== Exercise goal ==
The records below are made of lines; count those holding the word "JSON" and give the number only.

Start of Data supplied

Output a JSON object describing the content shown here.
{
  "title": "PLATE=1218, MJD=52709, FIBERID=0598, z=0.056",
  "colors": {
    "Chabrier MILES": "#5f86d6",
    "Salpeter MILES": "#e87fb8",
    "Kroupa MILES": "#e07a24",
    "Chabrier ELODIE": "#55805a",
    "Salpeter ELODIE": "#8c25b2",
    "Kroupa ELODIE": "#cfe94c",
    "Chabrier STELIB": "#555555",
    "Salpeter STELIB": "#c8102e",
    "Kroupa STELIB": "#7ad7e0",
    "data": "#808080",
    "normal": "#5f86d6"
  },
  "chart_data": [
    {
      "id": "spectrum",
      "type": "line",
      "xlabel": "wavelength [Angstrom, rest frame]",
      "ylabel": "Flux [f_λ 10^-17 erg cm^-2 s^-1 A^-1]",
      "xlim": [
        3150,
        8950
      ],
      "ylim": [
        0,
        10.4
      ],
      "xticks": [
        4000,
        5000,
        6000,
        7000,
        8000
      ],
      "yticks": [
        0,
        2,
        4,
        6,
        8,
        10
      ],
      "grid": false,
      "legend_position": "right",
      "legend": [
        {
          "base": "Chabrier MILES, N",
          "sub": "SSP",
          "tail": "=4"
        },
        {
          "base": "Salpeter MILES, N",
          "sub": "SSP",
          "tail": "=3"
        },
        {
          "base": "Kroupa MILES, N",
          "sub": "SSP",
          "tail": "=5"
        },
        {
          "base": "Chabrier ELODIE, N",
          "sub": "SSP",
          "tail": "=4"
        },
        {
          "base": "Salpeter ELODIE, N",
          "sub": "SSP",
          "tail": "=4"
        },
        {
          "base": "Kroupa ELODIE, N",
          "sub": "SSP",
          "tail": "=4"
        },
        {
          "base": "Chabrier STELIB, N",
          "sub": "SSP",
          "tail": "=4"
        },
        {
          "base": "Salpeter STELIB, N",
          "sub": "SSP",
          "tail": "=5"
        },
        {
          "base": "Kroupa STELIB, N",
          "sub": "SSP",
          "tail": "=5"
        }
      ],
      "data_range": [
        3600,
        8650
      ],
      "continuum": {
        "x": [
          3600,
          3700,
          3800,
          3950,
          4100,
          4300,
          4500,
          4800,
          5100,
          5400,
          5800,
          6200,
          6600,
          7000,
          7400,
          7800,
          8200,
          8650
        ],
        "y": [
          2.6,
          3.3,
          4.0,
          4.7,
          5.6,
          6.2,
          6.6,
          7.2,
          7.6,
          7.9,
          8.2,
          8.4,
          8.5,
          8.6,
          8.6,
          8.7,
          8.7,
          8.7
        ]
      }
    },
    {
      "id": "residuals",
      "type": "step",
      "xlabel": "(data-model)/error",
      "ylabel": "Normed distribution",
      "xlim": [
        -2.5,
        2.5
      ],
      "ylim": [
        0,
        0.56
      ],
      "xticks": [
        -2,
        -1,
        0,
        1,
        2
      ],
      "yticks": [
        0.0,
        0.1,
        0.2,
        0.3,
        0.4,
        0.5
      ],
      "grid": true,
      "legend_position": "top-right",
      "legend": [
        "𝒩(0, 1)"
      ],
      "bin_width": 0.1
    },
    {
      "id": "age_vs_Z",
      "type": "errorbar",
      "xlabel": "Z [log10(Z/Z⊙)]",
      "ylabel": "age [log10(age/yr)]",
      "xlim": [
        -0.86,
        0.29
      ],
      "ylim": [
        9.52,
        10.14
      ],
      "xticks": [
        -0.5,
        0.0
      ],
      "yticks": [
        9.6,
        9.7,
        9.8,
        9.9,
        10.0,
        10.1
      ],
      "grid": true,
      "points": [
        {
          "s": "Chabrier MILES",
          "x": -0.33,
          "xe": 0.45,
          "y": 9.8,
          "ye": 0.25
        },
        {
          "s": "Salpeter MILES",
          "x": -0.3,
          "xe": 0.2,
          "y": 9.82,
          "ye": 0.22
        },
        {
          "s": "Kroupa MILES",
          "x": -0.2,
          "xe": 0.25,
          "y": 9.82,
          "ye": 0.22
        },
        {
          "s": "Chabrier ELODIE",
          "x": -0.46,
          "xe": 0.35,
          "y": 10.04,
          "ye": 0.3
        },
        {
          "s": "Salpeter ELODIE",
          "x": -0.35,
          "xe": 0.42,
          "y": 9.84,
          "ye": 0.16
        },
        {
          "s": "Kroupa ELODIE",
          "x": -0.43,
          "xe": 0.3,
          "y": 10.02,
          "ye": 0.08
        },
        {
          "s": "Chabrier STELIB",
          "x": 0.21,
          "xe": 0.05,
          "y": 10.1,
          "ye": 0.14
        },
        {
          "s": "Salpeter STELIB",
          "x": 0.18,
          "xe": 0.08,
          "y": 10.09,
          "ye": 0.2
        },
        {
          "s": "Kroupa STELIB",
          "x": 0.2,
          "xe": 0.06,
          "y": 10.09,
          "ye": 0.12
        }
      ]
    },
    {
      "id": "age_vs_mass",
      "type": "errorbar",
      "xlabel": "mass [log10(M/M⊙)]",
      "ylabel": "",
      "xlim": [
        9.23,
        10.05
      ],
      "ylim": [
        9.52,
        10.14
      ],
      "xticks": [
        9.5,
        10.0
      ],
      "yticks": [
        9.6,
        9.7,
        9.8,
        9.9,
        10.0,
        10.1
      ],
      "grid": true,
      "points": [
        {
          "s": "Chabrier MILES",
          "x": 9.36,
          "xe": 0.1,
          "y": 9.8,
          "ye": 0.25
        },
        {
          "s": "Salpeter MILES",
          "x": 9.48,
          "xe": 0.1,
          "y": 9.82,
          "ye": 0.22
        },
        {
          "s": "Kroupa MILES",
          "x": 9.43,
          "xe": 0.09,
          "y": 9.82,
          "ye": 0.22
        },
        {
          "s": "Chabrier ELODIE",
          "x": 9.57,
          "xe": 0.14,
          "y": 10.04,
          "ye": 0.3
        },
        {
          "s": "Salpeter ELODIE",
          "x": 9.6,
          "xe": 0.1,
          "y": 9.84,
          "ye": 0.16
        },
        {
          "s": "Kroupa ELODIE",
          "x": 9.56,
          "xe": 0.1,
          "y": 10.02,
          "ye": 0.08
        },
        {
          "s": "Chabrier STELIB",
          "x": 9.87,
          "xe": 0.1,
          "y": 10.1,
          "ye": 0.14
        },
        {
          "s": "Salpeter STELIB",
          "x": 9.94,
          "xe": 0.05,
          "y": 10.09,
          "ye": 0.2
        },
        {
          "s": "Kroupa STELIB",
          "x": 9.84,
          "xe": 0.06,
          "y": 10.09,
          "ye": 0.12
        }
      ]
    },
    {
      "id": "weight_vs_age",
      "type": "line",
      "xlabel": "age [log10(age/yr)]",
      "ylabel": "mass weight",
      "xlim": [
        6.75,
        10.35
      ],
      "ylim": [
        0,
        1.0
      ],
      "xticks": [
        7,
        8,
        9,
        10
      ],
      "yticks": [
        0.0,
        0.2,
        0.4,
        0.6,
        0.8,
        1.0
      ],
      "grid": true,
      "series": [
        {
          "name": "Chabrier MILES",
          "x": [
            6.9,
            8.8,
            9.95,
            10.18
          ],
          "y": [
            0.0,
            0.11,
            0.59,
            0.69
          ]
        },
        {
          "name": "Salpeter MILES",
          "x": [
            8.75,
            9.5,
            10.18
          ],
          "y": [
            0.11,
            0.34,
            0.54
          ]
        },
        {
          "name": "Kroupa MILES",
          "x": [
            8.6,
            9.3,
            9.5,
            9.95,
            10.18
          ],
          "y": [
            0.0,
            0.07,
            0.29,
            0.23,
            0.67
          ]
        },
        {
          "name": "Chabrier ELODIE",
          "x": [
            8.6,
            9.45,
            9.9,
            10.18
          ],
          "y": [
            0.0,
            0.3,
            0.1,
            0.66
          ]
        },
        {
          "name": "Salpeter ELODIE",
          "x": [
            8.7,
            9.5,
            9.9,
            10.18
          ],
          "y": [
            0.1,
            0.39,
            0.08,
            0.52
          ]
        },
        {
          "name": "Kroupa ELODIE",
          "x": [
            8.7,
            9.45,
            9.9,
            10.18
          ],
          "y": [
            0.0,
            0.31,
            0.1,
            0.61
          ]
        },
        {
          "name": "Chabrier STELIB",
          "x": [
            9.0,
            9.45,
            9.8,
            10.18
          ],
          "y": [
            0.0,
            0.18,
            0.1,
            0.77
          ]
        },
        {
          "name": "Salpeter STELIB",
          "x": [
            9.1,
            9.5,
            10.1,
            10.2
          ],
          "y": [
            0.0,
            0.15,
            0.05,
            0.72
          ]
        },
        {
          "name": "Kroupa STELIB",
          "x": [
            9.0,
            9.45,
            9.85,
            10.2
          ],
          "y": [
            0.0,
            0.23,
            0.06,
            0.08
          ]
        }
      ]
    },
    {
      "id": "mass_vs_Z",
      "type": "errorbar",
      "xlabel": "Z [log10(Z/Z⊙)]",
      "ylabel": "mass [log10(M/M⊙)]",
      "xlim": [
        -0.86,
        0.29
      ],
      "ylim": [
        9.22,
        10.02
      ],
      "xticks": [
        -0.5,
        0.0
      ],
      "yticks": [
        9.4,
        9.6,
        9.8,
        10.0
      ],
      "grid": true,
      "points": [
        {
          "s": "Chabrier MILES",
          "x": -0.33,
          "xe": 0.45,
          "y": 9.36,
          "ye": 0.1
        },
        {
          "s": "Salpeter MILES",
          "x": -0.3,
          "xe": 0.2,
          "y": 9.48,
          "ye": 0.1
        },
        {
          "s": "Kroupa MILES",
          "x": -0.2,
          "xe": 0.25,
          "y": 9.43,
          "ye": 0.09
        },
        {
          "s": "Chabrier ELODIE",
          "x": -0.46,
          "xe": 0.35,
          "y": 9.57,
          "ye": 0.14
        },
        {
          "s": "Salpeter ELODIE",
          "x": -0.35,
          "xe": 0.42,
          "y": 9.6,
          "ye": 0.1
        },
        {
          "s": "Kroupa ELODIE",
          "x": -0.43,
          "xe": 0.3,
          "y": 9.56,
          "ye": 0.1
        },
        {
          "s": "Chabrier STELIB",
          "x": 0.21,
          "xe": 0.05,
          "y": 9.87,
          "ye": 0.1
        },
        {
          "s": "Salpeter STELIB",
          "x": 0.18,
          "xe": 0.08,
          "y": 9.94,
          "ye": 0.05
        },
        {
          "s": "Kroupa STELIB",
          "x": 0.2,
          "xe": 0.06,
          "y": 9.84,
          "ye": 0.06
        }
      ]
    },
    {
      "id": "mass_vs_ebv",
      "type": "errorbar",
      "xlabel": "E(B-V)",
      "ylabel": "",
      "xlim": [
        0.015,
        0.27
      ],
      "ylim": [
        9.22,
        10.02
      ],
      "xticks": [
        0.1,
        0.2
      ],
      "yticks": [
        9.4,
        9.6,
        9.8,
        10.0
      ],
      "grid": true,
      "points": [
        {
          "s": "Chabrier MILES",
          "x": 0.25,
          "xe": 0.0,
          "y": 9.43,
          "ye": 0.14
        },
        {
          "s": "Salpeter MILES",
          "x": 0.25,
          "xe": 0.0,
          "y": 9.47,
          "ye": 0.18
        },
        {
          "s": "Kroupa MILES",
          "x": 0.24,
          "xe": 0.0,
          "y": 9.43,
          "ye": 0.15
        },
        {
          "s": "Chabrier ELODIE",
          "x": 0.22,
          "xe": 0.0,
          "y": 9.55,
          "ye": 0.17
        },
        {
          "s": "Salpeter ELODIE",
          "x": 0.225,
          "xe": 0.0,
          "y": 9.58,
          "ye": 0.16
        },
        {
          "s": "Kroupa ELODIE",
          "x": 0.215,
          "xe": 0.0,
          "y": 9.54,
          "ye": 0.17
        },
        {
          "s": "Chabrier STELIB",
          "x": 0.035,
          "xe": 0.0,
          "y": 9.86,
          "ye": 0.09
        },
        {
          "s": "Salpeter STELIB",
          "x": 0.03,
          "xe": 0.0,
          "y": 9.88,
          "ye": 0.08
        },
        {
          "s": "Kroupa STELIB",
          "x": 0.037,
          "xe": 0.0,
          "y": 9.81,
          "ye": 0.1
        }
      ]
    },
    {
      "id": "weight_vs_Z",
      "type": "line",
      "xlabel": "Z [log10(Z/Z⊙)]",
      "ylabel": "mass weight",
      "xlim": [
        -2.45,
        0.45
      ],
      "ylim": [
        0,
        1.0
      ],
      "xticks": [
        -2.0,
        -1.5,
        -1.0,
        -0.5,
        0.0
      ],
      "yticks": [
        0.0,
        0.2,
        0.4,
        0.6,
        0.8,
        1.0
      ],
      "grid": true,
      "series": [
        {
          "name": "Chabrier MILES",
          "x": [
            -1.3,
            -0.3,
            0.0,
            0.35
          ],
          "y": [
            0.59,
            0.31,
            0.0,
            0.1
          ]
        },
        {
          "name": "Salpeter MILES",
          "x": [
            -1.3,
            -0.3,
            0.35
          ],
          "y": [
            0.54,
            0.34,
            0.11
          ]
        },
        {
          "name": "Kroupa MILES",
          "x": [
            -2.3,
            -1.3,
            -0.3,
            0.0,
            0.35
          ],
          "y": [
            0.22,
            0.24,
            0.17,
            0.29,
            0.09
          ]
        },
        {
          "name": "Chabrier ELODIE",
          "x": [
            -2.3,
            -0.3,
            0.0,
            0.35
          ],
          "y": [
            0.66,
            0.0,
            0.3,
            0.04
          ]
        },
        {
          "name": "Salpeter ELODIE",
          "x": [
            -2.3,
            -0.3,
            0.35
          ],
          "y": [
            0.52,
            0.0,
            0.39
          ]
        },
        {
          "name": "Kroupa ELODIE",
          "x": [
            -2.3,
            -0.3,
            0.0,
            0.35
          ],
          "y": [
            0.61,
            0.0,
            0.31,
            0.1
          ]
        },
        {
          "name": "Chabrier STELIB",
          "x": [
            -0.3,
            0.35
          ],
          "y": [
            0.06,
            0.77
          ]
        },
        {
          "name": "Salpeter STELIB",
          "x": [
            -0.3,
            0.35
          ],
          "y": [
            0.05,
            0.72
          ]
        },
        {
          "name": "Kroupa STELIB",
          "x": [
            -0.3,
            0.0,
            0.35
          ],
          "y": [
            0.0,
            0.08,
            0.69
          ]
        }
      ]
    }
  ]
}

End of Data supplied
Start of Data supplied

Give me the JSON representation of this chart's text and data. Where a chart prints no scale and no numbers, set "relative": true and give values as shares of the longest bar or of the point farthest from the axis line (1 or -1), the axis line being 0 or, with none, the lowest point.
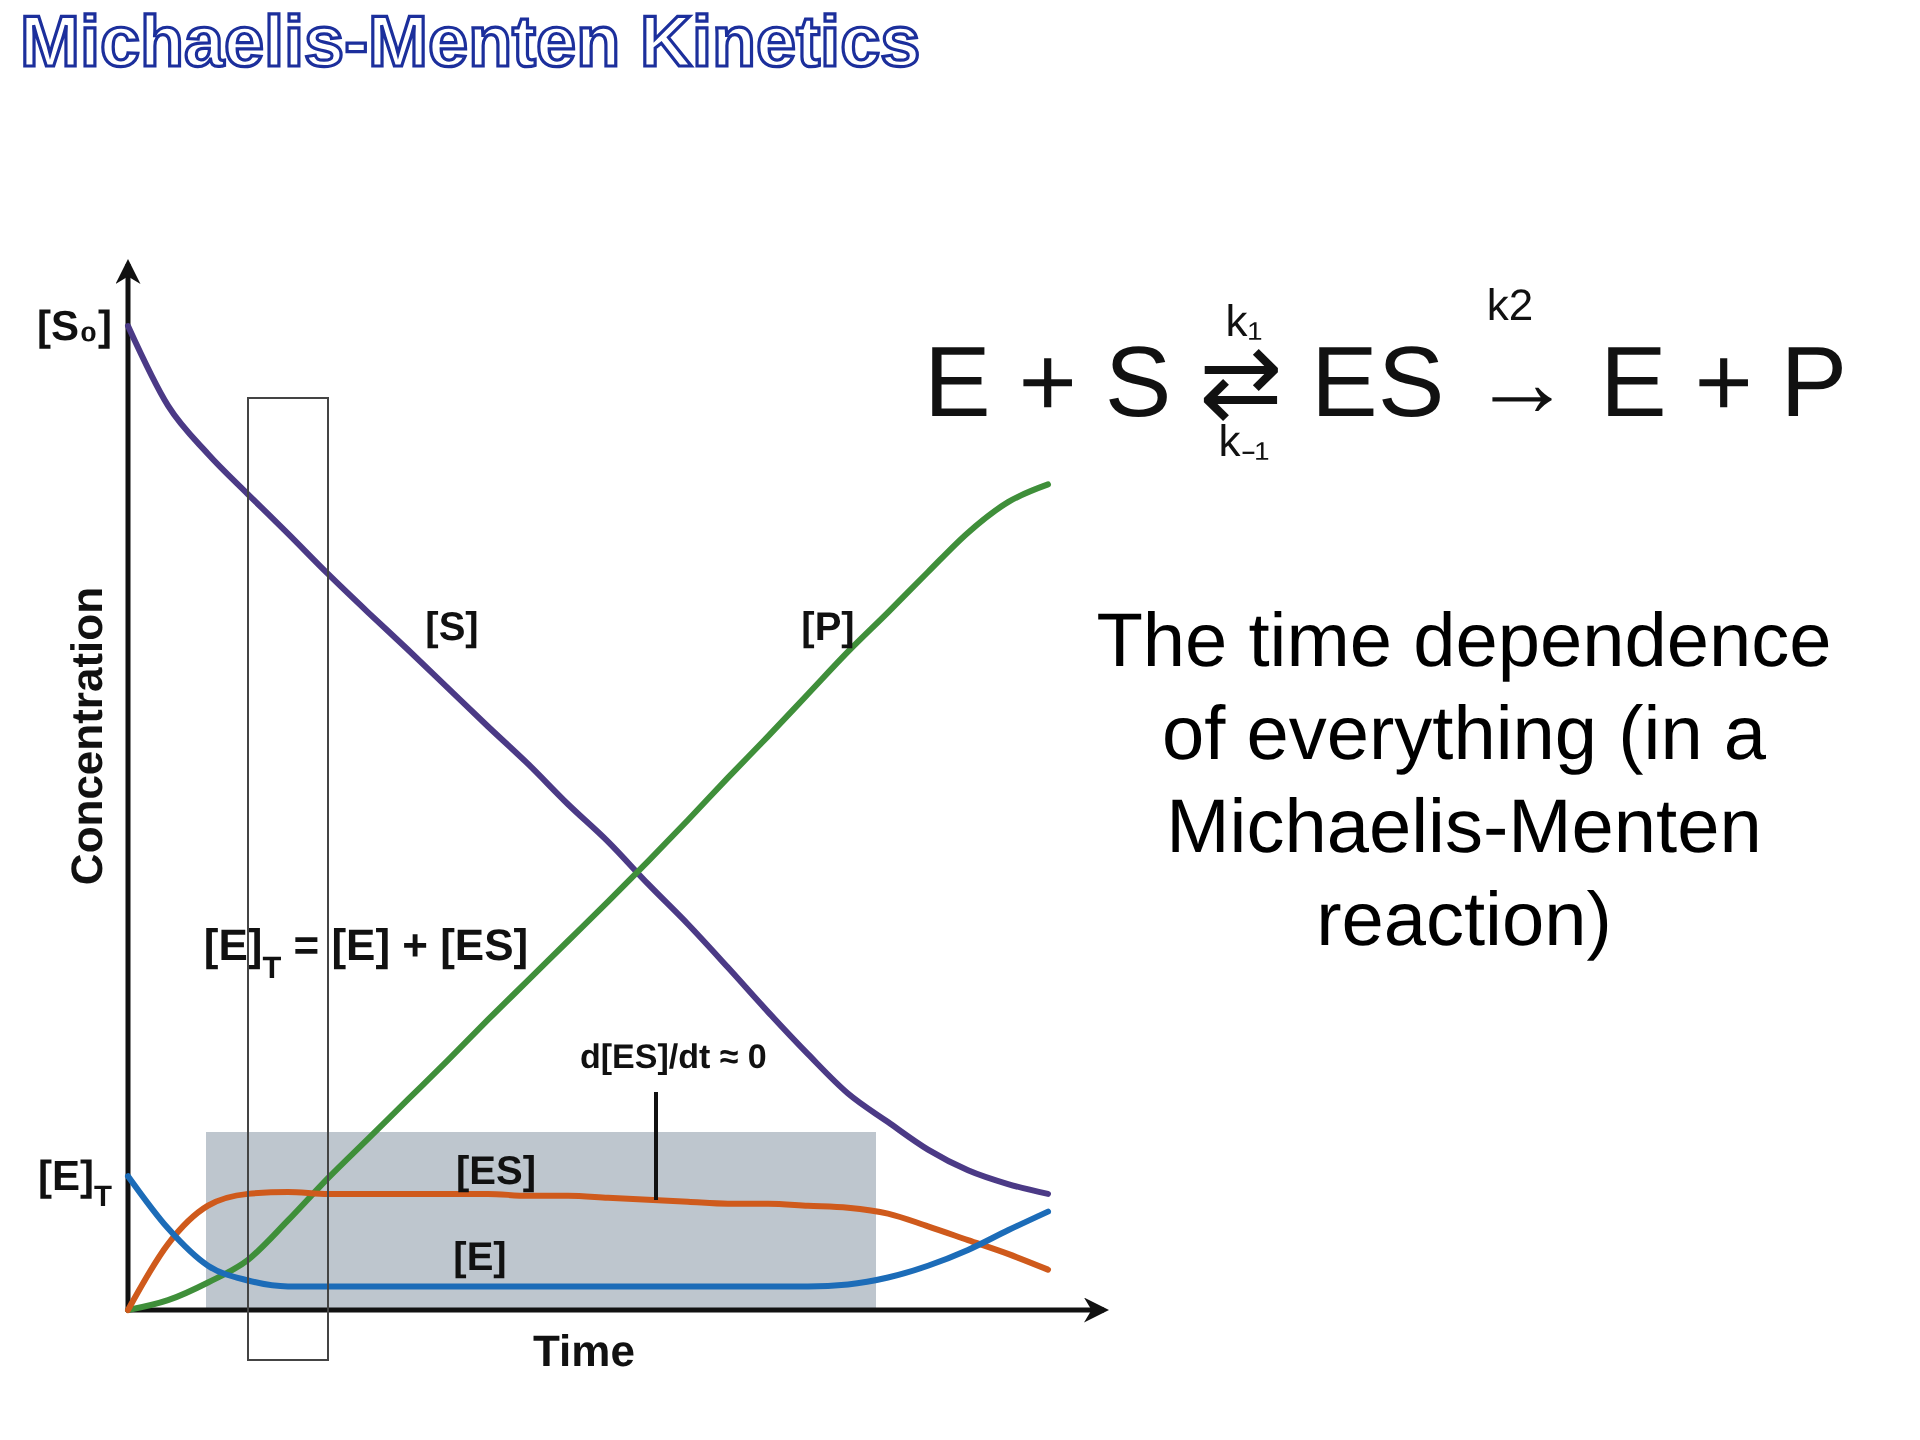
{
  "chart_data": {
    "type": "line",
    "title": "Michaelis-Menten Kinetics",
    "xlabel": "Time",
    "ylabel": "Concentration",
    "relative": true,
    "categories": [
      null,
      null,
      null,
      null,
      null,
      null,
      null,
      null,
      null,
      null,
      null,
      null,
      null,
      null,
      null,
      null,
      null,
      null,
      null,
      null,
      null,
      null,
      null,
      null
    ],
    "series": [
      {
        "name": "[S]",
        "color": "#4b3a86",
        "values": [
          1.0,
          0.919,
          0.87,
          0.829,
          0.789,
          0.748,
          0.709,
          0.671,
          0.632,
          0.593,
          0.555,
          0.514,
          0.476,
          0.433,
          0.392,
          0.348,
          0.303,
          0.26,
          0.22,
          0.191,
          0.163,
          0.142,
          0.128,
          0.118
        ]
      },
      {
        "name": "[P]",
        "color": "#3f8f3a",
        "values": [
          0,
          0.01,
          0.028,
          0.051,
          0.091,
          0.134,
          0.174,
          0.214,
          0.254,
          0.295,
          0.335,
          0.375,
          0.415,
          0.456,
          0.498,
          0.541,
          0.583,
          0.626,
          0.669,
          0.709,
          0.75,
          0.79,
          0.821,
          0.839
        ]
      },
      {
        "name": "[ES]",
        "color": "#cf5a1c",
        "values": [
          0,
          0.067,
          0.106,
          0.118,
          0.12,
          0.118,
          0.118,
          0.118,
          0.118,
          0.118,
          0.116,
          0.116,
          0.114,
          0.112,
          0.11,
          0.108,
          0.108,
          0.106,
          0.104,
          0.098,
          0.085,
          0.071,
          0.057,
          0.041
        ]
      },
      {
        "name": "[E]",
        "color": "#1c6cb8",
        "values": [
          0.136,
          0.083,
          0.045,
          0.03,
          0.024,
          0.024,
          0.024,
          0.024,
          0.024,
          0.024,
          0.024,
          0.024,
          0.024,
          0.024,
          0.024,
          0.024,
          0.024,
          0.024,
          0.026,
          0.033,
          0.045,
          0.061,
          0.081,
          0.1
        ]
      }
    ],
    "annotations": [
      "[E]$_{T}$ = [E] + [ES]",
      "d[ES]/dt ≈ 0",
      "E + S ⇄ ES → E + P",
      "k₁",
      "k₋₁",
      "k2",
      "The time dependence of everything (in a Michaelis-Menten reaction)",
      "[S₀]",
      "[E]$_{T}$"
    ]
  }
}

End of Data supplied
Start of Data supplied

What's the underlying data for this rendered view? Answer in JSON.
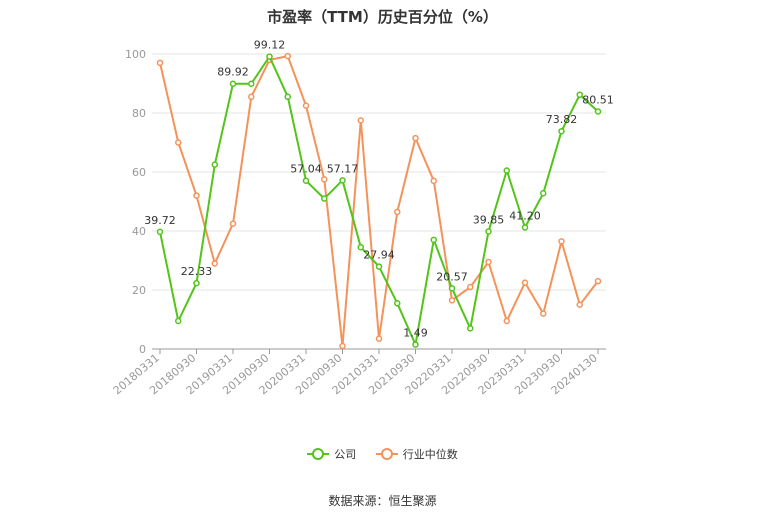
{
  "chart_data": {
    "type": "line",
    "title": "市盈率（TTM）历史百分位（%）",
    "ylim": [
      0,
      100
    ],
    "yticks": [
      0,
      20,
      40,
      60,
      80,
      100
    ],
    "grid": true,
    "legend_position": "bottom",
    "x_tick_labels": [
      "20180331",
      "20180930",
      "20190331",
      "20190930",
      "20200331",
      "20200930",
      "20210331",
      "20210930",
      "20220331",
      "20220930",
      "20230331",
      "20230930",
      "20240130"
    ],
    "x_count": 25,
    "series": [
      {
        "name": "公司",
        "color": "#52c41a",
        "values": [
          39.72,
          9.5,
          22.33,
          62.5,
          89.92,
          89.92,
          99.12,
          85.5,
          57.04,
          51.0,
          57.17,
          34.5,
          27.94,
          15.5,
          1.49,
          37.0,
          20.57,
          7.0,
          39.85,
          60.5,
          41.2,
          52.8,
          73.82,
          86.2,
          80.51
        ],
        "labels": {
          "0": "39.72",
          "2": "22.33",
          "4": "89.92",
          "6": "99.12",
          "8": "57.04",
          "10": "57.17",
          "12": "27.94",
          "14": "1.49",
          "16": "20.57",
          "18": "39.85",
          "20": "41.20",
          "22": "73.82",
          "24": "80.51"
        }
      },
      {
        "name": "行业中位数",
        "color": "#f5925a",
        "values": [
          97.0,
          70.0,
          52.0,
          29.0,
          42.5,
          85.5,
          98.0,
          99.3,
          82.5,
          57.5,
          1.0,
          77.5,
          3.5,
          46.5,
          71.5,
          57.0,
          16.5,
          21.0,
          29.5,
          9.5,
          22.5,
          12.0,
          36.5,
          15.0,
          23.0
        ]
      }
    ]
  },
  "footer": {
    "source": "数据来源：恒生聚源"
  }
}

End of Data supplied

== Task solution ==
3